------ Task inputs

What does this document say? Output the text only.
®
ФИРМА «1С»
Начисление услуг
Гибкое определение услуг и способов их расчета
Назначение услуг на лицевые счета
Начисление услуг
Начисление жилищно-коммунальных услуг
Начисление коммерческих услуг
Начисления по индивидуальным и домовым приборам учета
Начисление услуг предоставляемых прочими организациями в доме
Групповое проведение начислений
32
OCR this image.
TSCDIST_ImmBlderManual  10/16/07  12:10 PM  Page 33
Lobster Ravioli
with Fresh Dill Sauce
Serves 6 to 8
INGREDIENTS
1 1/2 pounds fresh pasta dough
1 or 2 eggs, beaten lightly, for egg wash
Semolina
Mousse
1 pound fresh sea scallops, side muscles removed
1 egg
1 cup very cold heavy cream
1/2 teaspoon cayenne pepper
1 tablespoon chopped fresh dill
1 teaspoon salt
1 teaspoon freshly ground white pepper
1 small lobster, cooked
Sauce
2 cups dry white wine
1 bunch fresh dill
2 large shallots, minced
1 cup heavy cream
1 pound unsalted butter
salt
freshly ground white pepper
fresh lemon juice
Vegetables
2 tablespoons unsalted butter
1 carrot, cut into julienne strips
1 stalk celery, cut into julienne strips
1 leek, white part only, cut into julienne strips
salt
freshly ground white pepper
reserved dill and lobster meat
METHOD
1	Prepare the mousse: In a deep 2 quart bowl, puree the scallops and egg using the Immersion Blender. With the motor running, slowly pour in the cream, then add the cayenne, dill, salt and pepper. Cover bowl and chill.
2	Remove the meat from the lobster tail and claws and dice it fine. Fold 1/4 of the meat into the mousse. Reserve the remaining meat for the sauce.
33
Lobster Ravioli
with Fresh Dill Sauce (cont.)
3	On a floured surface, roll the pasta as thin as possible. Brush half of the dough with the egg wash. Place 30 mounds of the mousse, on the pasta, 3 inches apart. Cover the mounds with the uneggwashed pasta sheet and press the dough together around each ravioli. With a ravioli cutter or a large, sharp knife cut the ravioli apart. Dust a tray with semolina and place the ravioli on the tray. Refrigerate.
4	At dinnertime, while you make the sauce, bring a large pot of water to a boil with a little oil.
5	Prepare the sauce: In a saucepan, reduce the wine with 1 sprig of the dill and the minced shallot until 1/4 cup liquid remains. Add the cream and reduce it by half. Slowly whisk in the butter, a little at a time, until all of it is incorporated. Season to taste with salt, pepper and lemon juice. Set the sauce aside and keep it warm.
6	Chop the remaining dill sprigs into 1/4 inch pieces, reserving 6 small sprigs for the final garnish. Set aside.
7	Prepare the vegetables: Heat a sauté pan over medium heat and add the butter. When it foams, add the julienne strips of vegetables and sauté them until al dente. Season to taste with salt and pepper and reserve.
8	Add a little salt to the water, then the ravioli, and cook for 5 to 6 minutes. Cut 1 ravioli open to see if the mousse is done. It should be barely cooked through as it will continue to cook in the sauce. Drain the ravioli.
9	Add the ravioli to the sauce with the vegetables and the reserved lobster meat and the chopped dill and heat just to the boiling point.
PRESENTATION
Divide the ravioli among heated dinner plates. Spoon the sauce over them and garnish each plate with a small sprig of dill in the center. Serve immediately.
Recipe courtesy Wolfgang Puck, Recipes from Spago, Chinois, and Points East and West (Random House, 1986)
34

------------

The exercise: Search the data for the string "Начисление" and copy each line where it appears.

Written reply:
Начисление услуг
Начисление услуг
Начисление жилищно-коммунальных услуг
Начисление коммерческих услуг
Начисление услуг предоставляемых прочими организациями в доме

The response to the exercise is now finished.